Set every record down verbatim and omit the pictures.

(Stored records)
---*---

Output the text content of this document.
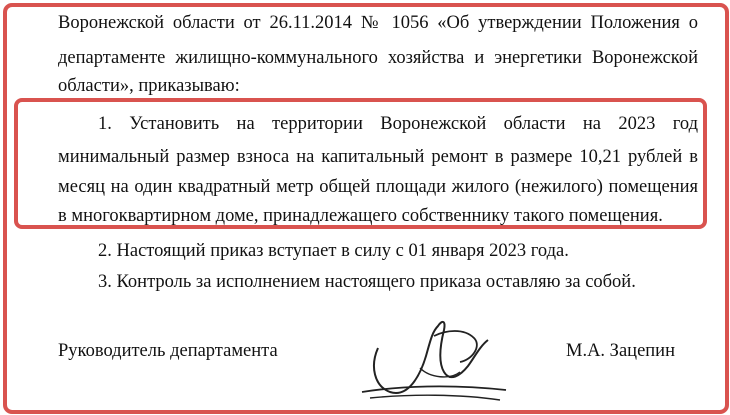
Воронежской области от 26.11.2014 № 1056 «Об утверждении Положения о
департаменте жилищно-коммунального хозяйства и энергетики Воронежской
области», приказываю:
1. Установить на территории Воронежской области на 2023 год
минимальный размер взноса на капитальный ремонт в размере 10,21 рублей в
месяц на один квадратный метр общей площади жилого (нежилого) помещения
в многоквартирном доме, принадлежащего собственнику такого помещения.
2. Настоящий приказ вступает в силу с 01 января 2023 года.
3. Контроль за исполнением настоящего приказа оставляю за собой.
Руководитель департамента	М.А. Зацепин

---*---

> _Response_
Output the text content of this document.
Воронежской области от 26.11.2014 № 1056 «Об утверждении Положения о
департаменте жилищно-коммунального хозяйства и энергетики Воронежской
области», приказываю:
1. Установить на территории Воронежской области на 2023 год
минимальный размер взноса на капитальный ремонт в размере 10,21 рублей в
месяц на один квадратный метр общей площади жилого (нежилого) помещения
в многоквартирном доме, принадлежащего собственнику такого помещения.
2. Настоящий приказ вступает в силу с 01 января 2023 года.
3. Контроль за исполнением настоящего приказа оставляю за собой.
Руководитель департамента	М.А. Зацепин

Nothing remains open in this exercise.